YOUR INSTRUCTIONS:
Will you give every entry again exactly as it stands?
BEGIN
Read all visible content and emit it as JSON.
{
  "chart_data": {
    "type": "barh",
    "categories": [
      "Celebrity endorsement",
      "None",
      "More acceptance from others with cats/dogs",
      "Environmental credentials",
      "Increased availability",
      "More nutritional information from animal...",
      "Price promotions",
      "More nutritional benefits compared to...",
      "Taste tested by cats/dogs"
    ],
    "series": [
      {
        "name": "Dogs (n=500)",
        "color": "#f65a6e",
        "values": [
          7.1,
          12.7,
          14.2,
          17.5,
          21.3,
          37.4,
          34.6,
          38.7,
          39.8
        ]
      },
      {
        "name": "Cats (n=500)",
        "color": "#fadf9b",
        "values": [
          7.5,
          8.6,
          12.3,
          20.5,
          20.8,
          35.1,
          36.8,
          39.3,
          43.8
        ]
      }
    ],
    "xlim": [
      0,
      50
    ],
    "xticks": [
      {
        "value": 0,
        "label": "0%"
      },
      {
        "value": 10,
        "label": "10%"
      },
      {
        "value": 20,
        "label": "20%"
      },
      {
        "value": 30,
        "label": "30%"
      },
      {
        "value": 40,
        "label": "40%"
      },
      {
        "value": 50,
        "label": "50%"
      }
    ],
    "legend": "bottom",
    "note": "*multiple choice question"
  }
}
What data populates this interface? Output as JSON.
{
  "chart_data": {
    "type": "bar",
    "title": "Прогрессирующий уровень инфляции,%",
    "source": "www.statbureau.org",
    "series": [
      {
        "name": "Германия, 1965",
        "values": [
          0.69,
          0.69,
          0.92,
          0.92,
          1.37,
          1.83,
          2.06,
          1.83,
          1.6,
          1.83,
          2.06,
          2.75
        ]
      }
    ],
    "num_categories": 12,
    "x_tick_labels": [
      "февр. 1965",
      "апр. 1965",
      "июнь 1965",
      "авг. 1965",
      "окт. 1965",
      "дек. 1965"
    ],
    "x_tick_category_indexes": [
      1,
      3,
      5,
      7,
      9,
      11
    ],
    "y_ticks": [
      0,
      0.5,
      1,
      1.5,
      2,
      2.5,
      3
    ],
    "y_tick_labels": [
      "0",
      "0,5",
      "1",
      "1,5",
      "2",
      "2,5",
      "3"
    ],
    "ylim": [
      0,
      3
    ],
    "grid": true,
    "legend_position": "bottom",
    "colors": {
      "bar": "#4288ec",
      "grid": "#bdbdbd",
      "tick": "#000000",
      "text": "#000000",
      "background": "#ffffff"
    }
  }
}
END
WRITTEN REPLY:
Read all visible content and emit it as JSON.
{
  "chart_data": {
    "type": "barh",
    "categories": [
      "Celebrity endorsement",
      "None",
      "More acceptance from others with cats/dogs",
      "Environmental credentials",
      "Increased availability",
      "More nutritional information from animal...",
      "Price promotions",
      "More nutritional benefits compared to...",
      "Taste tested by cats/dogs"
    ],
    "series": [
      {
        "name": "Dogs (n=500)",
        "color": "#f65a6e",
        "values": [
          7.1,
          12.7,
          14.2,
          17.5,
          21.3,
          37.4,
          34.6,
          38.7,
          39.8
        ]
      },
      {
        "name": "Cats (n=500)",
        "color": "#fadf9b",
        "values": [
          7.5,
          8.6,
          12.3,
          20.5,
          20.8,
          35.1,
          36.8,
          39.3,
          43.8
        ]
      }
    ],
    "xlim": [
      0,
      50
    ],
    "xticks": [
      {
        "value": 0,
        "label": "0%"
      },
      {
        "value": 10,
        "label": "10%"
      },
      {
        "value": 20,
        "label": "20%"
      },
      {
        "value": 30,
        "label": "30%"
      },
      {
        "value": 40,
        "label": "40%"
      },
      {
        "value": 50,
        "label": "50%"
      }
    ],
    "legend": "bottom",
    "note": "*multiple choice question"
  }
}
What data populates this interface? Output as JSON.
{
  "chart_data": {
    "type": "bar",
    "title": "Прогрессирующий уровень инфляции,%",
    "source": "www.statbureau.org",
    "series": [
      {
        "name": "Германия, 1965",
        "values": [
          0.69,
          0.69,
          0.92,
          0.92,
          1.37,
          1.83,
          2.06,
          1.83,
          1.6,
          1.83,
          2.06,
          2.75
        ]
      }
    ],
    "num_categories": 12,
    "x_tick_labels": [
      "февр. 1965",
      "апр. 1965",
      "июнь 1965",
      "авг. 1965",
      "окт. 1965",
      "дек. 1965"
    ],
    "x_tick_category_indexes": [
      1,
      3,
      5,
      7,
      9,
      11
    ],
    "y_ticks": [
      0,
      0.5,
      1,
      1.5,
      2,
      2.5,
      3
    ],
    "y_tick_labels": [
      "0",
      "0,5",
      "1",
      "1,5",
      "2",
      "2,5",
      "3"
    ],
    "ylim": [
      0,
      3
    ],
    "grid": true,
    "legend_position": "bottom",
    "colors": {
      "bar": "#4288ec",
      "grid": "#bdbdbd",
      "tick": "#000000",
      "text": "#000000",
      "background": "#ffffff"
    }
  }
}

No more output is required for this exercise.